_What the task asks:_ Using the listing below, report all lines holding the word "名乡干部".
-*-*-
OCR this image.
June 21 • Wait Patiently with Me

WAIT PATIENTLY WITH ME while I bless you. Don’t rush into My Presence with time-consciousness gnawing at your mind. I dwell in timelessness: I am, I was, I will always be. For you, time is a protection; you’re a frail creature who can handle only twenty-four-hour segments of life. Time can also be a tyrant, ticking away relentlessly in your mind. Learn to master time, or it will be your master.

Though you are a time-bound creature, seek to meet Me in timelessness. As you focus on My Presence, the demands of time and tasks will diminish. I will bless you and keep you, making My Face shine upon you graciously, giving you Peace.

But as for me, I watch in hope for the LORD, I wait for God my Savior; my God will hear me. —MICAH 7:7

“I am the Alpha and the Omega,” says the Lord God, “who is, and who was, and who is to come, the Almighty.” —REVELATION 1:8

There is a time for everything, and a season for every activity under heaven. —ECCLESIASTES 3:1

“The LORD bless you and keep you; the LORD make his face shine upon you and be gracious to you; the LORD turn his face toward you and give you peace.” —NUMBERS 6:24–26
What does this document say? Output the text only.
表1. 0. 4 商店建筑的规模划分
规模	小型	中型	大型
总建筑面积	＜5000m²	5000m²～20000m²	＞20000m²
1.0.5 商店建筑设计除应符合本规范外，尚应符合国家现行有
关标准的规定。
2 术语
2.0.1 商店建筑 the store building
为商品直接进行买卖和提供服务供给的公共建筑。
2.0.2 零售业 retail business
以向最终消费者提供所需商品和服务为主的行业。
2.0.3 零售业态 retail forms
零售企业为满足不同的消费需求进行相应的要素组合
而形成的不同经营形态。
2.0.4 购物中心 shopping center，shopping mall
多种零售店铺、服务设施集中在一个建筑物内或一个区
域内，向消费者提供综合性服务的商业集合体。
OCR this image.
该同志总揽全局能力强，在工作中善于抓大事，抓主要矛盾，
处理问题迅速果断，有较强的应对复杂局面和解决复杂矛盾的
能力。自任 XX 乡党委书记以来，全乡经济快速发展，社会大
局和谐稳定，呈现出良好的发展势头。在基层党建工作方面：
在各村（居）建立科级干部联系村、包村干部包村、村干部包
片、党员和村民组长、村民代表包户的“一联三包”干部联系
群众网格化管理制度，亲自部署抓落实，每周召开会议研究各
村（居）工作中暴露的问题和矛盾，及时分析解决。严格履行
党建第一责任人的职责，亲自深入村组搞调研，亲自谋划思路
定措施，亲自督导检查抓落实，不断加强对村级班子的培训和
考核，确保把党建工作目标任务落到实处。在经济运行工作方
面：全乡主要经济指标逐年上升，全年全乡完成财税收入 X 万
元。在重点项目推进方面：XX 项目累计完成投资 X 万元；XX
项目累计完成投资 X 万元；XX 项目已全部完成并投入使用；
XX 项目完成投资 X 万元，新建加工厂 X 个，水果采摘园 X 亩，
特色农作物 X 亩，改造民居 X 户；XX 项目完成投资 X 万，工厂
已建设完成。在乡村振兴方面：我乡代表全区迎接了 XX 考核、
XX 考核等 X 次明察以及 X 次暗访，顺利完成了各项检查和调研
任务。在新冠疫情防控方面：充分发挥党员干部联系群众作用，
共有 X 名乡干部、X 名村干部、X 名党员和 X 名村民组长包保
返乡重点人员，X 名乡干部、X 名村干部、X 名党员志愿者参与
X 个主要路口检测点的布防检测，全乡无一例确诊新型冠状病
-*-*-
_Solution for this exercise:_
共有 X 名乡干部、X 名村干部、X 名党员和 X 名村民组长包保
返乡重点人员，X 名乡干部、X 名村干部、X 名党员志愿者参与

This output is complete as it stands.